**SELECTED EXCERPT:**

-- -- --

Bright blue flowers with the text, "March 24, 2021. OPCM daily devo."

Use this devo as you are able, in whole or in part. Don’t feel compelled to read it all. Simply read and meditate upon whatever catches your attention. The goal is enjoying time with God through His Word and in prayer. Questions about the devotional elements?

Call to Prayer

Blessed be the God and Father of our Lord Jesus Christ! By his great mercy we have been born anew to a living hope through the resurrection of Jesus Christ from the dead. (1 Peter 1:3)

Prayer of Confession

Confession is formative. It trains us to recognize the ways our hearts have become de-formed and how Christ is at work bringing redemption in our lives. Pray with this in mind.

God of all that is, was, and will be, you hold it all in your hands. And yet,
I confess that my heart is often like that of Jacob: wanting the moon, but not its Maker.
Remake my self-sufficient heart, O God, and hobble me to do it if you must.

-- -- --

**ENTRIES PROVIDED:**
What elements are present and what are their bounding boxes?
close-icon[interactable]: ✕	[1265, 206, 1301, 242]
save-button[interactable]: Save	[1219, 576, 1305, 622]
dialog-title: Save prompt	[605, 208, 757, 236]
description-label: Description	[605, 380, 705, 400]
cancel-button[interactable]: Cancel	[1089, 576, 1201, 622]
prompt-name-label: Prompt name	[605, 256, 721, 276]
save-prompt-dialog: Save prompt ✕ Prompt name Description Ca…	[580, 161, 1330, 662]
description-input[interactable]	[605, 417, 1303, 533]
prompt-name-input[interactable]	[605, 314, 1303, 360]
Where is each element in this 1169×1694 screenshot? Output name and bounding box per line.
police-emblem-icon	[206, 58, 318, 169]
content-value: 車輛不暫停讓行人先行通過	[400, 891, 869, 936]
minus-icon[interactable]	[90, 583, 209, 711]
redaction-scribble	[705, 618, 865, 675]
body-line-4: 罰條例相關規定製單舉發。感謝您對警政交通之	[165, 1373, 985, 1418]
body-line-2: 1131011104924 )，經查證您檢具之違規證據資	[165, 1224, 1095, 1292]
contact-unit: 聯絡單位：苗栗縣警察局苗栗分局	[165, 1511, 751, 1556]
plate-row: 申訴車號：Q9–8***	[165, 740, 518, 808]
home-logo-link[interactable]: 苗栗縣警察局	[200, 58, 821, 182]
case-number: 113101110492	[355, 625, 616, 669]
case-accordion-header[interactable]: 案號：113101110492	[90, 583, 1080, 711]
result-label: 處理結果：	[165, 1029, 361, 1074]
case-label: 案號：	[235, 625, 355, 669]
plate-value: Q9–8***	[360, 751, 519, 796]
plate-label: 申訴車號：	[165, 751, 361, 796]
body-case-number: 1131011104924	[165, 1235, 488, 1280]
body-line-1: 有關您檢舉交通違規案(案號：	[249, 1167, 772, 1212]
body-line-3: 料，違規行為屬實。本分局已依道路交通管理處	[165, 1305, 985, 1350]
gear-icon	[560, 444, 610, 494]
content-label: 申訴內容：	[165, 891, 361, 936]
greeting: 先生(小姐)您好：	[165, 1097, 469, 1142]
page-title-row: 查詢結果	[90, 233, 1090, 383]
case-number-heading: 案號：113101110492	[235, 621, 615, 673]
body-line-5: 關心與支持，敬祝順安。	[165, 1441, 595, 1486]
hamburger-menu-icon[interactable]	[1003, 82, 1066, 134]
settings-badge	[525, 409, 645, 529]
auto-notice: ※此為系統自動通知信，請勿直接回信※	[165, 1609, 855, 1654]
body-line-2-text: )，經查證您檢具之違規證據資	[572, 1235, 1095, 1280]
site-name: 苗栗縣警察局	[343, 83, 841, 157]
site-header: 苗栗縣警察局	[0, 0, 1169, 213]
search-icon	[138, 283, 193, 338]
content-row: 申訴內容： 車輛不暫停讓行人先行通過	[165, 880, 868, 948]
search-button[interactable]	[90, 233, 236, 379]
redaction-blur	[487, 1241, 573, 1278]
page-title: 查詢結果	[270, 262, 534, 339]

-- -- --

**PARTS OF THE EXERCISE:**
1) Summarize the devotional in two sentences.
2) For each statement, say whether it agrees with the devotional, answering yes or no and quoting the deciding words: (a) Readers are expected to read the entire devotional. (b) The call to prayer comes from 1 Peter. (c) The prayer of confession likens the heart of the one praying to that of Jacob.
Answer from the devotional alone, without drawing on the listing.

**RESPONSES:**
1) The devotional, dated March 24, 2021, invites readers to use it in whole or in part and to meditate on whatever catches their attention, with the goal of enjoying time with God through His Word and in prayer. It opens with a call to prayer from 1 Peter 1:3 and then presents a prayer of confession, describing confession as formative and asking God to remake a self-sufficient heart.

2)
(a) No: "Don’t feel compelled to read it all."
(b) Yes: "(1 Peter 1:3)"
(c) Yes: "I confess that my heart is often like that of Jacob"